* [EXERCISE AIM]:
Copy out each line of the material below with no changes.

※

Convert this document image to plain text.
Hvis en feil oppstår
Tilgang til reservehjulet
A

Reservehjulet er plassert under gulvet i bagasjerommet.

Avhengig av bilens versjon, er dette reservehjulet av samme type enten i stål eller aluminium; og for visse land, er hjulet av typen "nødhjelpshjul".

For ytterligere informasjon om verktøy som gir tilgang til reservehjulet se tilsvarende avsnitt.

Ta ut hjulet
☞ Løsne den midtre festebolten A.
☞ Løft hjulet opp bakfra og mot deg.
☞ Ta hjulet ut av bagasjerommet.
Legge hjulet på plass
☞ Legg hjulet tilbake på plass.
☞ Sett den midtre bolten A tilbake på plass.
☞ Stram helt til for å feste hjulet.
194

※

* [THE OUTPUT]:
Convert this document image to plain text.
Hvis en feil oppstår
Tilgang til reservehjulet
A

Reservehjulet er plassert under gulvet i bagasjerommet.

Avhengig av bilens versjon, er dette reservehjulet av samme type enten i stål eller aluminium; og for visse land, er hjulet av typen "nødhjelpshjul".

For ytterligere informasjon om verktøy som gir tilgang til reservehjulet se tilsvarende avsnitt.

Ta ut hjulet
☞ Løsne den midtre festebolten A.
☞ Løft hjulet opp bakfra og mot deg.
☞ Ta hjulet ut av bagasjerommet.
Legge hjulet på plass
☞ Legg hjulet tilbake på plass.
☞ Sett den midtre bolten A tilbake på plass.
☞ Stram helt til for å feste hjulet.
194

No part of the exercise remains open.